[Data records]
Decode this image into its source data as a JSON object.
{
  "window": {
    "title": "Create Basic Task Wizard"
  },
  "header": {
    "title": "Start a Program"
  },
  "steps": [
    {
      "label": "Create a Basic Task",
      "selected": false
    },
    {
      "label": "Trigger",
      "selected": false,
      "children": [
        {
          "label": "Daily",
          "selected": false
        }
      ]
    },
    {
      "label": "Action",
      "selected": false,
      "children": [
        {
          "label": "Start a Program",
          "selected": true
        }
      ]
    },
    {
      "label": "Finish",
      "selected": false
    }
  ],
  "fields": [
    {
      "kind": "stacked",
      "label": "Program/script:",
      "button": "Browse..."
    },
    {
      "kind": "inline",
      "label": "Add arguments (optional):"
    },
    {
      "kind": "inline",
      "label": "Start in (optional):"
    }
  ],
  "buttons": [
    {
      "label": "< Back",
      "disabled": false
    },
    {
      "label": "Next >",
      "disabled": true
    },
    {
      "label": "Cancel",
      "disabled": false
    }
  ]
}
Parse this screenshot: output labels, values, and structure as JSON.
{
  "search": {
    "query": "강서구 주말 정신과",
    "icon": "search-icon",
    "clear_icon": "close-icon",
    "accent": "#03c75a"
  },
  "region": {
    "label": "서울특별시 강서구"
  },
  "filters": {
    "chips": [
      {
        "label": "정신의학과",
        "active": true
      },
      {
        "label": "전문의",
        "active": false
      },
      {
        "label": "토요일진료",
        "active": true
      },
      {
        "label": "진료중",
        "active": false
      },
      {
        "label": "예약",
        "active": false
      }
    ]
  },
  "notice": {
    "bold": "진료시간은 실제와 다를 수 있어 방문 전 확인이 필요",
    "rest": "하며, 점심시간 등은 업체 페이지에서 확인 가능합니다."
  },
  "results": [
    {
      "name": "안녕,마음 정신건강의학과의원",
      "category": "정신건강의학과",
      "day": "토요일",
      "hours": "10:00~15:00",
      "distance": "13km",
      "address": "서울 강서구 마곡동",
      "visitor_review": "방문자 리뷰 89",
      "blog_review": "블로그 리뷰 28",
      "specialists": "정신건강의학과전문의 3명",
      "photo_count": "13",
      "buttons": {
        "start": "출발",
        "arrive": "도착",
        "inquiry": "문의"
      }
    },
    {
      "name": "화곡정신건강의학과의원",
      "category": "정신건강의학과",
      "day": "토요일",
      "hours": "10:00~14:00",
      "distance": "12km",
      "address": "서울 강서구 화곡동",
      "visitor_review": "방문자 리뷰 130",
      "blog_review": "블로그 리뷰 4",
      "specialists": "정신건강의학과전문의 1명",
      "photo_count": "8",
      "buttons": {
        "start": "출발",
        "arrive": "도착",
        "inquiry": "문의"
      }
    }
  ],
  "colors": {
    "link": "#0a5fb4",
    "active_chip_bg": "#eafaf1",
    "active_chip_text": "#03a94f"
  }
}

**Exercise**. Of the lines above, copy each that contains "optional".

**Result of the task**.
      "label": "Add arguments (optional):"
      "label": "Start in (optional):"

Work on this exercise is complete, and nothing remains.